◆ Short problem A:
Reproduce, line for line and unchanged, the rows beginning with the one that contains "pressure-change-point [1060,317,1064,321]" and continuing through the one that contains "descent-marker [252,101,265,116]", both included.

--

Ramen, the neo-Japanese cuisine with a global cult following. At its cheapest, a student staple; at its most refined, Michelin star. Price tag aside, it’s a joyous tumble of chewy noodles and sliced toppings, dripping with rich broth. Follow us as we follow our nose to Hayama Ramen in Shinjuku for some of the best ramen in Tokyo.
This small ramen restaurant is run entirely by one man. He does all the prepping, cooking, serving and cleaning. As such, it is only open limited hours; the master must be at his prime each day.
Ramen may have a reputation for being ‘fast food’, but that doesn’t mean it’s not considered. Chefs devote everything to perfecting every part of the whole dish and take pride in their recipe. The chef at Hayama serves only one dish, chukasoba; a nod to the Chinese roots of ramen. You can order different sizes of the same dish as well as extra slices of pork (if there are extras to spare!).

--

◆ Short problem B:
Proceed with the text on Hayama Ramen in Shinjuku, picking up after its final sentence.

◆ Stored entries:
--

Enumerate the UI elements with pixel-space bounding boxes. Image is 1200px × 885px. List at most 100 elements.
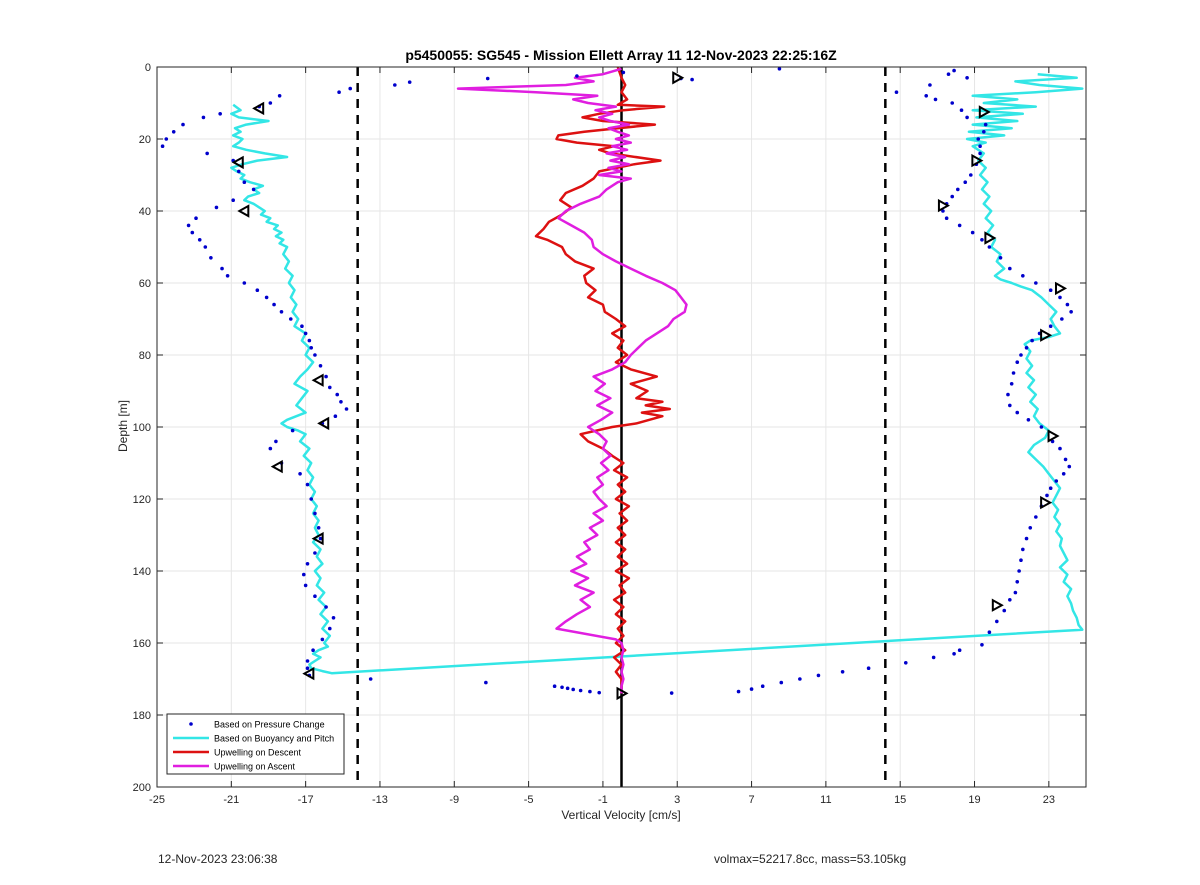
pressure-change-point [1060,317,1064,321]
pressure-change-point [164,137,169,141]
descent-marker [270,459,283,474]
pressure-change-point [798,677,802,681]
pressure-change-point [779,680,784,685]
pressure-change-point [955,187,960,192]
pressure-change-point [965,76,969,80]
pressure-change-point [736,689,741,694]
pressure-change-point [1050,439,1055,444]
pressure-change-point [268,446,273,451]
x-tick-label: 15 [894,794,906,806]
pressure-change-point [190,230,195,235]
pressure-change-point [225,274,230,278]
pressure-change-point [301,572,306,577]
pressure-change-point [348,86,353,91]
pressure-change-point [186,223,191,228]
pressure-change-point [1058,295,1062,300]
descent-marker [252,101,265,116]
pressure-change-point [1015,580,1020,584]
pressure-change-point [1067,464,1072,469]
pressure-change-point [316,526,321,530]
x-axis-label: Vertical Velocity [cm/s] [561,808,680,822]
pressure-change-point [214,205,219,210]
pressure-change-point [959,108,964,112]
footer-timestamp: 12-Nov-2023 23:06:38 [158,852,278,866]
pressure-change-point [1039,425,1044,429]
y-tick-label: 60 [139,278,151,290]
pressure-change-point [327,385,332,390]
pressure-change-point [484,680,488,685]
ascent-marker [1040,328,1053,342]
pressure-change-point [344,407,349,411]
pressure-change-point [337,90,341,94]
x-tick-label: 11 [820,794,831,806]
pressure-change-point [1069,310,1073,314]
pressure-change-point [272,302,276,307]
pressure-change-point [288,317,293,321]
x-tick-label: -21 [223,794,239,806]
pressure-change-point [331,616,336,620]
pressure-change-point [669,691,674,695]
pressure-change-point [552,684,557,688]
pressure-change-point [1008,598,1012,602]
pressure-change-point [1017,569,1021,573]
pressure-change-point [1015,410,1020,415]
pressure-change-point [194,216,198,220]
pressure-change-point [311,648,315,652]
y-tick-label: 120 [133,494,151,506]
pressure-change-point [928,83,932,87]
pressure-change-point [305,666,310,670]
y-tick-label: 0 [145,62,151,74]
ascent-marker [971,153,984,168]
pressure-change-point [995,619,999,624]
pressure-change-point [1034,515,1038,519]
pressure-change-point [1002,608,1007,613]
pressure-change-point [1008,266,1012,271]
ascent-marker [616,686,629,701]
pressure-change-point [1028,526,1033,530]
pressure-change-point [950,194,955,199]
pressure-change-point [368,677,373,681]
legend-label: Based on Buoyancy and Pitch [214,734,334,744]
pressure-change-point [303,331,308,336]
pressure-change-point [575,74,579,78]
y-tick-label: 20 [139,134,151,146]
ascent-marker [978,105,991,119]
pressure-change-point [1008,403,1012,408]
y-tick-label: 180 [133,710,151,722]
legend-label: Based on Pressure Change [214,720,325,730]
pressure-change-point [1021,274,1025,278]
y-tick-label: 80 [139,350,151,362]
pressure-change-point [957,223,962,228]
pressure-change-point [290,428,295,433]
pressure-change-point [309,346,314,350]
pressure-change-point [565,686,570,691]
legend-swatch-dot [189,722,193,726]
pressure-change-point [941,209,945,213]
pressure-change-point [300,324,304,329]
pressure-change-point [1024,346,1029,350]
ascent-upwelling-series [456,67,688,694]
pressure-change-point [963,180,968,184]
pressure-change-point [969,173,973,177]
footer-volmax-mass: volmax=52217.8cc, mass=53.105kg [714,852,907,866]
x-tick-label: -13 [372,794,388,806]
descent-marker [237,204,250,218]
ascent-marker [937,198,950,213]
pressure-change-point [307,338,312,343]
pressure-change-point [277,94,282,98]
pressure-change-point [840,670,845,674]
pressure-change-point [1045,493,1049,498]
pressure-change-point [242,281,247,285]
pressure-change-point [560,685,564,690]
pressure-change-point [1013,590,1018,595]
pressure-change-point [946,72,951,76]
ascent-marker [984,231,997,245]
pressure-change-point [274,439,278,444]
pressure-change-point [690,77,694,82]
x-tick-label: 3 [674,794,680,806]
pressure-change-point [978,151,982,156]
pressure-change-point [944,216,949,220]
pressure-change-point [313,353,317,357]
descent-marker [302,666,315,681]
pressure-change-point [264,295,269,300]
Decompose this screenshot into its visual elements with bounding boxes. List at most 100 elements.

--

◆ Result A:
pressure-change-point [1060,317,1064,321]
pressure-change-point [164,137,169,141]
descent-marker [270,459,283,474]
pressure-change-point [798,677,802,681]
pressure-change-point [779,680,784,685]
pressure-change-point [955,187,960,192]
pressure-change-point [965,76,969,80]
pressure-change-point [736,689,741,694]
pressure-change-point [1050,439,1055,444]
pressure-change-point [268,446,273,451]
x-tick-label: 15 [894,794,906,806]
pressure-change-point [190,230,195,235]
pressure-change-point [225,274,230,278]
pressure-change-point [301,572,306,577]
pressure-change-point [348,86,353,91]
pressure-change-point [186,223,191,228]
pressure-change-point [1058,295,1062,300]
descent-marker [252,101,265,116]

◆ Result B:
Flavour is the top priority
The ticket vending machine at Hayama bears a notice: “Our policy is to serve the best food possible. Please be advised that it will take quite some time to serve food to customers.” Straight away, you can see that the chef prioritises deliciousness above all else. But what takes so long, you ask? Freshly made noodles, of course!
Freshly kneaded noodles
The noodles at Hayama are handmade and all natural. There is no MSG to be seen in them, the chef uses dry sardines to achieve the necessary umami. With every order, he finishes the ramen dough off by kneading it using his hands and some green bamboo. This final touch elevates the ramen to the ultimate level of flavour. Kneading enhances the chewy texture and brings out the flavour of the wheat.
Soy sauce broth
Hayama uses a shoyu (soy sauce) type soup with a seafood broth base. It is delicious on its own and can be savoured even before you try the noodles. Of course the soup goes well with the curly noodles that pick up and cling to the soup on the way to your mouth.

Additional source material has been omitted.